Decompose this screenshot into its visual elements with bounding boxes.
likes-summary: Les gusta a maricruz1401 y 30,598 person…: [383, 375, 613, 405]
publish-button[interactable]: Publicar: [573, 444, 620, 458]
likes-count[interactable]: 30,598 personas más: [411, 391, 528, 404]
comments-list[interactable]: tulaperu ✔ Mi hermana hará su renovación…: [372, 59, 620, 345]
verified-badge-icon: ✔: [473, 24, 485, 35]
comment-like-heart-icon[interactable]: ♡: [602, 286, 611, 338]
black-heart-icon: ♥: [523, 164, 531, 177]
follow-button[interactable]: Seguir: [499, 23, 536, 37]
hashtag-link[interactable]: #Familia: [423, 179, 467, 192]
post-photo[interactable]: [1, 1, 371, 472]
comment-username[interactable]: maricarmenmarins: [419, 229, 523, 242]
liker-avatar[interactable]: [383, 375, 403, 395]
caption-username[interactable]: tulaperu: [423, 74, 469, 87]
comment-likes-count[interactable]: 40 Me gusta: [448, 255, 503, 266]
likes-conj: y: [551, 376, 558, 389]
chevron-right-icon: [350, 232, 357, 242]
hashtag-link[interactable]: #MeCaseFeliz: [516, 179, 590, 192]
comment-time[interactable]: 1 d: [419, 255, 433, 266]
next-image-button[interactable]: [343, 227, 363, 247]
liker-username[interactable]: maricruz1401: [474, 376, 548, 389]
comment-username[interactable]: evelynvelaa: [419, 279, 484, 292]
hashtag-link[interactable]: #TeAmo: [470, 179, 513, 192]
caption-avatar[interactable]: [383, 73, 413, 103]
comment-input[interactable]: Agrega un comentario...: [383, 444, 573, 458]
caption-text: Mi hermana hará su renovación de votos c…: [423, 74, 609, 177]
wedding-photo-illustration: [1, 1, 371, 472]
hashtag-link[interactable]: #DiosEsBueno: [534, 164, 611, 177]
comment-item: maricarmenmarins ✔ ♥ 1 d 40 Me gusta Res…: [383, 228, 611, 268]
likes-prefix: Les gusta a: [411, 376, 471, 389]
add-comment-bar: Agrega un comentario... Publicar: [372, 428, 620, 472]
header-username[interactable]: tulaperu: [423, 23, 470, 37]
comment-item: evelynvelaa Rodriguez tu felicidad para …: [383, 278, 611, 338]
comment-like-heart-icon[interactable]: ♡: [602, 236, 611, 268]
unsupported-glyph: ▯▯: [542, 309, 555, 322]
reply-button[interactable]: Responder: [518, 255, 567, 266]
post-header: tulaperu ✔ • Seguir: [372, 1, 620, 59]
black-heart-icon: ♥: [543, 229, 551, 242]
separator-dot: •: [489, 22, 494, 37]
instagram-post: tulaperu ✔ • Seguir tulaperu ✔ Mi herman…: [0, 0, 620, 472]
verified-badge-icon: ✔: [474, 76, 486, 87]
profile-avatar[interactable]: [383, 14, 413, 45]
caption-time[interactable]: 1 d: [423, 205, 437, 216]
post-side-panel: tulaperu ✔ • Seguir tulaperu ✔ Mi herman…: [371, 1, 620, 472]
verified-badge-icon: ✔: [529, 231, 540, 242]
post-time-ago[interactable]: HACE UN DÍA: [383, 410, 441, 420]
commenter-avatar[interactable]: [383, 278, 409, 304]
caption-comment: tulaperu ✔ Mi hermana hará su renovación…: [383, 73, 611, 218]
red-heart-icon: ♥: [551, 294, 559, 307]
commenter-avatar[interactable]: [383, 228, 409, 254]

▸ Written task: Copy every line of the records above word for word, with nothing changed.

▸ Exercise answer:
Decompose this screenshot into its visual elements with bounding boxes.
likes-summary: Les gusta a maricruz1401 y 30,598 person…: [383, 375, 613, 405]
publish-button[interactable]: Publicar: [573, 444, 620, 458]
likes-count[interactable]: 30,598 personas más: [411, 391, 528, 404]
comments-list[interactable]: tulaperu ✔ Mi hermana hará su renovación…: [372, 59, 620, 345]
verified-badge-icon: ✔: [473, 24, 485, 35]
comment-like-heart-icon[interactable]: ♡: [602, 286, 611, 338]
black-heart-icon: ♥: [523, 164, 531, 177]
follow-button[interactable]: Seguir: [499, 23, 536, 37]
hashtag-link[interactable]: #Familia: [423, 179, 467, 192]
post-photo[interactable]: [1, 1, 371, 472]
comment-username[interactable]: maricarmenmarins: [419, 229, 523, 242]
liker-avatar[interactable]: [383, 375, 403, 395]
caption-username[interactable]: tulaperu: [423, 74, 469, 87]
comment-likes-count[interactable]: 40 Me gusta: [448, 255, 503, 266]
likes-conj: y: [551, 376, 558, 389]
chevron-right-icon: [350, 232, 357, 242]
hashtag-link[interactable]: #MeCaseFeliz: [516, 179, 590, 192]
comment-time[interactable]: 1 d: [419, 255, 433, 266]
next-image-button[interactable]: [343, 227, 363, 247]
liker-username[interactable]: maricruz1401: [474, 376, 548, 389]
comment-username[interactable]: evelynvelaa: [419, 279, 484, 292]
hashtag-link[interactable]: #TeAmo: [470, 179, 513, 192]
caption-avatar[interactable]: [383, 73, 413, 103]
comment-input[interactable]: Agrega un comentario...: [383, 444, 573, 458]
caption-text: Mi hermana hará su renovación de votos c…: [423, 74, 609, 177]
wedding-photo-illustration: [1, 1, 371, 472]
hashtag-link[interactable]: #DiosEsBueno: [534, 164, 611, 177]
comment-item: maricarmenmarins ✔ ♥ 1 d 40 Me gusta Res…: [383, 228, 611, 268]
likes-prefix: Les gusta a: [411, 376, 471, 389]
add-comment-bar: Agrega un comentario... Publicar: [372, 428, 620, 472]
header-username[interactable]: tulaperu: [423, 23, 470, 37]
comment-item: evelynvelaa Rodriguez tu felicidad para …: [383, 278, 611, 338]
comment-like-heart-icon[interactable]: ♡: [602, 236, 611, 268]
unsupported-glyph: ▯▯: [542, 309, 555, 322]
reply-button[interactable]: Responder: [518, 255, 567, 266]
post-header: tulaperu ✔ • Seguir: [372, 1, 620, 59]
black-heart-icon: ♥: [543, 229, 551, 242]
separator-dot: •: [489, 22, 494, 37]
instagram-post: tulaperu ✔ • Seguir tulaperu ✔ Mi herman…: [0, 0, 620, 472]
verified-badge-icon: ✔: [474, 76, 486, 87]
profile-avatar[interactable]: [383, 14, 413, 45]
caption-time[interactable]: 1 d: [423, 205, 437, 216]
post-side-panel: tulaperu ✔ • Seguir tulaperu ✔ Mi herman…: [371, 1, 620, 472]
verified-badge-icon: ✔: [529, 231, 540, 242]
post-time-ago[interactable]: HACE UN DÍA: [383, 410, 441, 420]
commenter-avatar[interactable]: [383, 278, 409, 304]
caption-comment: tulaperu ✔ Mi hermana hará su renovación…: [383, 73, 611, 218]
red-heart-icon: ♥: [551, 294, 559, 307]
commenter-avatar[interactable]: [383, 228, 409, 254]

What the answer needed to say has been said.